◆ Your task
Go over the listing below line by line and tally those containing "Lifted". Give only the tally.

(Figure record listings)

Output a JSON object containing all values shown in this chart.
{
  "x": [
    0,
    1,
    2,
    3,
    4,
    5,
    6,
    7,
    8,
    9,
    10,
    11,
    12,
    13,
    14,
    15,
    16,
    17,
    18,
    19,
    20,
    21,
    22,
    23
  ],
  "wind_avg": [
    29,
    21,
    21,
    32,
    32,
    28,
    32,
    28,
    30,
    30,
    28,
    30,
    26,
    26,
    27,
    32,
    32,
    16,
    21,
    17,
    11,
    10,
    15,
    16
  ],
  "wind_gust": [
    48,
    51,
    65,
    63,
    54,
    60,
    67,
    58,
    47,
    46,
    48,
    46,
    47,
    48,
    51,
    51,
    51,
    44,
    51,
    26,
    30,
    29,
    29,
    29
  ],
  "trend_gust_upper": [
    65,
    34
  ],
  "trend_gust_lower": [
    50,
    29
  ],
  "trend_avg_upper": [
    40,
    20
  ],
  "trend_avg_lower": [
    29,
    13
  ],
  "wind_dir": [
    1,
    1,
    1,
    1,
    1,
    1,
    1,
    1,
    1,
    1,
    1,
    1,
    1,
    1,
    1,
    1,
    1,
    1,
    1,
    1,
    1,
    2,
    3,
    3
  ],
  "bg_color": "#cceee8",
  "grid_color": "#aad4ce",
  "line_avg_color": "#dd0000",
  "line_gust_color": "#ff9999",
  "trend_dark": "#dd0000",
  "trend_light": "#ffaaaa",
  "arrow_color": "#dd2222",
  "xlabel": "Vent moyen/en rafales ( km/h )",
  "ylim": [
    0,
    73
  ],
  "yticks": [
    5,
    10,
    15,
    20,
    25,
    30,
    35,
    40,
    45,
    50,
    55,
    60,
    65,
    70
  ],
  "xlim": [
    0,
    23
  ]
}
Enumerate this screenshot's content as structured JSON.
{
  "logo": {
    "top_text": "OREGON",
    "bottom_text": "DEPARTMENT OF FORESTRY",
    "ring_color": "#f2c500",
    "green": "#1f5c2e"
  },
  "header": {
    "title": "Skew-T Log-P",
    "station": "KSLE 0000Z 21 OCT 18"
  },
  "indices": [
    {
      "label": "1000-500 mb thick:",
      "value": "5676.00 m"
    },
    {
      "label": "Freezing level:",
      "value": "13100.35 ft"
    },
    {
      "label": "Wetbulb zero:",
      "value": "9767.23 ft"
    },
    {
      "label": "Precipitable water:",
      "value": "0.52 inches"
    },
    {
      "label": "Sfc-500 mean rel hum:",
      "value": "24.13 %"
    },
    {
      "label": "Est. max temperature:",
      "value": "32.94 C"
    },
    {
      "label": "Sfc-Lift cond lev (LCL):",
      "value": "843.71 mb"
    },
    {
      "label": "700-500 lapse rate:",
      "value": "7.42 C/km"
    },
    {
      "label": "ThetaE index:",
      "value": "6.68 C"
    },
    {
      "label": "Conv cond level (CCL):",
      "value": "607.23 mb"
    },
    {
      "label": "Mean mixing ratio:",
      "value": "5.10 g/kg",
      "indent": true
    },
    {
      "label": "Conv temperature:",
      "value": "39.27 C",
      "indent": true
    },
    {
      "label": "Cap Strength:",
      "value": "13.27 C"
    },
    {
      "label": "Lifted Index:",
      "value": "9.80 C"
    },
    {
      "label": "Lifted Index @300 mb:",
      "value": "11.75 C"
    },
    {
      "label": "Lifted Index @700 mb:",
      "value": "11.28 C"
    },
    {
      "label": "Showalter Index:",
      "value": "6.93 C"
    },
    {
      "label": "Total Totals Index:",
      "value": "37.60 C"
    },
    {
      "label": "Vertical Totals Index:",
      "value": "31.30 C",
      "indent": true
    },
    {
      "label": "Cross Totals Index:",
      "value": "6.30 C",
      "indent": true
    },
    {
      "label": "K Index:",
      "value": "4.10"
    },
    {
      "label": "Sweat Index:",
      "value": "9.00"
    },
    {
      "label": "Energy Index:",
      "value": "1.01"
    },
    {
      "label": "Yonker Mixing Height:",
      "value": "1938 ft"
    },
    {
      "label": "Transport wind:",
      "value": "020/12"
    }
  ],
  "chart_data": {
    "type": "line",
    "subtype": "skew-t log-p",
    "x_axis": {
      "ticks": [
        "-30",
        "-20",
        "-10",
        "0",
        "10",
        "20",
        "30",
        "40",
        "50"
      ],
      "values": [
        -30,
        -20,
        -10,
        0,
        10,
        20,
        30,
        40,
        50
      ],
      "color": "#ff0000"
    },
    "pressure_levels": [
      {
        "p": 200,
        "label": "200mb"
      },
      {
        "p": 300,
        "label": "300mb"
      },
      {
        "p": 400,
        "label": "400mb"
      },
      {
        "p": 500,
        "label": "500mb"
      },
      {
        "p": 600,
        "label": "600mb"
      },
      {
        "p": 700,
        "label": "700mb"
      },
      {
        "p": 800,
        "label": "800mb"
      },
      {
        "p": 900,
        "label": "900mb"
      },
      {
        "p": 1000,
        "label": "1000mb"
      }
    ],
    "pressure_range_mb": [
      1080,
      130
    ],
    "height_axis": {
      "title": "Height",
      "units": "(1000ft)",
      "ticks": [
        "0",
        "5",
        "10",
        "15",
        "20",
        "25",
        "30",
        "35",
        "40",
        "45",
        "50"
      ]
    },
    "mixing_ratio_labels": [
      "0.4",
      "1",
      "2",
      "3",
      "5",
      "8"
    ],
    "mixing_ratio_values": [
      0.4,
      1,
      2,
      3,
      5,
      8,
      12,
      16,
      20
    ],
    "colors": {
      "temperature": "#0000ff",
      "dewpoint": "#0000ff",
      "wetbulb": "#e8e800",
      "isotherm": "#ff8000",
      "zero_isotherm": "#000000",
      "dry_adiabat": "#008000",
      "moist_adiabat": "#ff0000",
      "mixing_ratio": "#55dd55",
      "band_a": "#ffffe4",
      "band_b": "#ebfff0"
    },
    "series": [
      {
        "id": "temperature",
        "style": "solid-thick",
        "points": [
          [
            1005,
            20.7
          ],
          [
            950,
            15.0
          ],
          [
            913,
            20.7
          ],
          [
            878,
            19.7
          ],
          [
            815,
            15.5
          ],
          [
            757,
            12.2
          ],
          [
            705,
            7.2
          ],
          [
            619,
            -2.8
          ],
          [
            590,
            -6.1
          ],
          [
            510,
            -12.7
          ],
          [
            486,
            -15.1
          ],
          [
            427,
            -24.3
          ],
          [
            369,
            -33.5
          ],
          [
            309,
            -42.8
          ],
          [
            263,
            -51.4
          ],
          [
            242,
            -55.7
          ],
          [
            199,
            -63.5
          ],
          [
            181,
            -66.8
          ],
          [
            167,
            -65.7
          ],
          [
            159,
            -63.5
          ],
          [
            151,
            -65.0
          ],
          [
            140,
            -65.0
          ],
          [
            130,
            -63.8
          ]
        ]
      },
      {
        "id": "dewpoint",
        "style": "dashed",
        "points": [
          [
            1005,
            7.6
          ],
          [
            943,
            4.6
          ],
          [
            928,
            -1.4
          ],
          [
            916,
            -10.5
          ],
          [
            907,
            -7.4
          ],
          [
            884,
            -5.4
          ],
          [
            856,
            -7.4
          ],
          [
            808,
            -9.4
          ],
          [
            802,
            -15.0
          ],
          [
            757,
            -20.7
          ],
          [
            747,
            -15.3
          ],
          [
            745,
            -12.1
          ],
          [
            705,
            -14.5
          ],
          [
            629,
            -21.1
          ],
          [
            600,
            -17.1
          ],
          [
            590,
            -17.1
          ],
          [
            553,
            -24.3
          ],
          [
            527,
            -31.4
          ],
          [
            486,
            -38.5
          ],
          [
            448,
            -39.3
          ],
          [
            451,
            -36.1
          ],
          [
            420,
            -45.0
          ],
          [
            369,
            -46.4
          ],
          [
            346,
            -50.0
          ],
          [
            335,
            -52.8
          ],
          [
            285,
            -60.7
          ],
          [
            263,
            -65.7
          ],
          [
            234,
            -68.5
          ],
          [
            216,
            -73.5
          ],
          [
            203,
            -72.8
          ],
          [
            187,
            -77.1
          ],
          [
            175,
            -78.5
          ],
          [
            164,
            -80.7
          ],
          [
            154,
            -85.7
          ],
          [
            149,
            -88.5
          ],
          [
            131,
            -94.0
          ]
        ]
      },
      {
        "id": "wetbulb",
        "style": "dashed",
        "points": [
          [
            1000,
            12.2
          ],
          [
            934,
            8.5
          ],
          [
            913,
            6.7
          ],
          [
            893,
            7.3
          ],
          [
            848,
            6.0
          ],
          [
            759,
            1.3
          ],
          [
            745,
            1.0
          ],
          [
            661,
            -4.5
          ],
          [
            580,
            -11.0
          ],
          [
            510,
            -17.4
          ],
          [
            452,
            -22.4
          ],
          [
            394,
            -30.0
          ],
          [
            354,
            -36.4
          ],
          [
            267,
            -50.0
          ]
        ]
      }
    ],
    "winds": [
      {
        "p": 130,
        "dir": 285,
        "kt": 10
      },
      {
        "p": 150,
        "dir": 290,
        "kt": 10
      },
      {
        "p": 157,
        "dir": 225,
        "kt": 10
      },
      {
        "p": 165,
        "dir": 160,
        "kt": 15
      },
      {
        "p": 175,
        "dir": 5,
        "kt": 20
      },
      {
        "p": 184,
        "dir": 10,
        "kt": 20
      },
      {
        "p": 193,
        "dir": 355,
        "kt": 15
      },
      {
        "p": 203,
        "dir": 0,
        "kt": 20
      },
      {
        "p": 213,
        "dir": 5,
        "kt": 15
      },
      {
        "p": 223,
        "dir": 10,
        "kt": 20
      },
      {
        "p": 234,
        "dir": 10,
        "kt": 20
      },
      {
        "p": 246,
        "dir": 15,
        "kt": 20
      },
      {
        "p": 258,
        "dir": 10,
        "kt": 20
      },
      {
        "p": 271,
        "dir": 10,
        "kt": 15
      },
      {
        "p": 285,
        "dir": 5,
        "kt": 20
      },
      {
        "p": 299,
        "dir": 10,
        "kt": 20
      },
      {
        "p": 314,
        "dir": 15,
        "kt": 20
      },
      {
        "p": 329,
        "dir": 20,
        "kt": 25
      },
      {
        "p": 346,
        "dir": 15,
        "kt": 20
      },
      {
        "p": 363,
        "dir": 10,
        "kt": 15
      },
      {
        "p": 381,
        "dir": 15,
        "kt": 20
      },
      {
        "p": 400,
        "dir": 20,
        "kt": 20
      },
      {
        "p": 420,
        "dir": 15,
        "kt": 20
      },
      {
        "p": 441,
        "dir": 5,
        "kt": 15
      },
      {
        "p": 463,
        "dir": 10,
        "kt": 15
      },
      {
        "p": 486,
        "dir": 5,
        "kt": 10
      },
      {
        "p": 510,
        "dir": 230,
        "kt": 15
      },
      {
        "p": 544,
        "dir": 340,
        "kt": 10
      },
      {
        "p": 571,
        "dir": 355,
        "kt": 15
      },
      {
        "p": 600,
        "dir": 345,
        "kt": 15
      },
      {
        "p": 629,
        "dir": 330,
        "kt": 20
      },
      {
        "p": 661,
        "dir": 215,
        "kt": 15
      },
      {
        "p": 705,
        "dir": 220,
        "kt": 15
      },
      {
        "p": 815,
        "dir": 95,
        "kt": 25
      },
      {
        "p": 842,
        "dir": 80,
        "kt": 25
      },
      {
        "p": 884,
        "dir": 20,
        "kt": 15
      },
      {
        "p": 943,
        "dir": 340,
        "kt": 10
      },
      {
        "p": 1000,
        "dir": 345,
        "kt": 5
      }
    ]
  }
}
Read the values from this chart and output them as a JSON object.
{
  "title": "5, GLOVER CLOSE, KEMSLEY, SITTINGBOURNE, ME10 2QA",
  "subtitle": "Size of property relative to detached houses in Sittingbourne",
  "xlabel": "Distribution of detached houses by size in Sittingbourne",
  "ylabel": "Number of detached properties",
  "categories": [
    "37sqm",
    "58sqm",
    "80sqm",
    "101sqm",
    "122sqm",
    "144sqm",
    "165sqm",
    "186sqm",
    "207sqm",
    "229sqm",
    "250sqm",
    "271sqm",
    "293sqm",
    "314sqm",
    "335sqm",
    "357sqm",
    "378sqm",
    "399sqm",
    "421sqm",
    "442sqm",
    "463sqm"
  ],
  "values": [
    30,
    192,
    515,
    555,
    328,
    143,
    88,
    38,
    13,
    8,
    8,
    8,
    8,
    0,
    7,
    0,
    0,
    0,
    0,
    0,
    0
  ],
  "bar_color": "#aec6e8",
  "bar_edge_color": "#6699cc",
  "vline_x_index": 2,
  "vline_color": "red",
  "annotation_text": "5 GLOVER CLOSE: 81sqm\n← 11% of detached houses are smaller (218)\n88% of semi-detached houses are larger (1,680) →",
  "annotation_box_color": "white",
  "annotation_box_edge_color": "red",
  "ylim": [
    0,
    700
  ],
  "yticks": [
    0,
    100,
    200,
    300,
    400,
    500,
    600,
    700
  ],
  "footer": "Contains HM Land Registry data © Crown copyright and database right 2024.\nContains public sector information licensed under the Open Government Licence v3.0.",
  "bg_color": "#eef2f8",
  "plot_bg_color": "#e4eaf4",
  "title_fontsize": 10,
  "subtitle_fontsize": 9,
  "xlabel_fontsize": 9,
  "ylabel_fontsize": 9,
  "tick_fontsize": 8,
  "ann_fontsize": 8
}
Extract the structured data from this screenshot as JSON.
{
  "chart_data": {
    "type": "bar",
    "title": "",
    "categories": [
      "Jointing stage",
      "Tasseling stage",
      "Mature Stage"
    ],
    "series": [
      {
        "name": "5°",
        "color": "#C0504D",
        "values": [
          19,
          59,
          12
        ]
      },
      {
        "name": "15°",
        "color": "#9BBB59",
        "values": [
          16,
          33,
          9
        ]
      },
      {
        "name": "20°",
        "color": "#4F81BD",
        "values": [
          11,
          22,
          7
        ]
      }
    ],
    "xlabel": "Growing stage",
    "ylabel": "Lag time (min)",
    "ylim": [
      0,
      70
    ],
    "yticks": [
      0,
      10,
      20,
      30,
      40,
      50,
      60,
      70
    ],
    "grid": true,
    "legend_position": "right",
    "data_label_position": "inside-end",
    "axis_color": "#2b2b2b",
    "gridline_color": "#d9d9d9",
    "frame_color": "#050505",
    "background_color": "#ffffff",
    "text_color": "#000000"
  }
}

◆ Full answer
3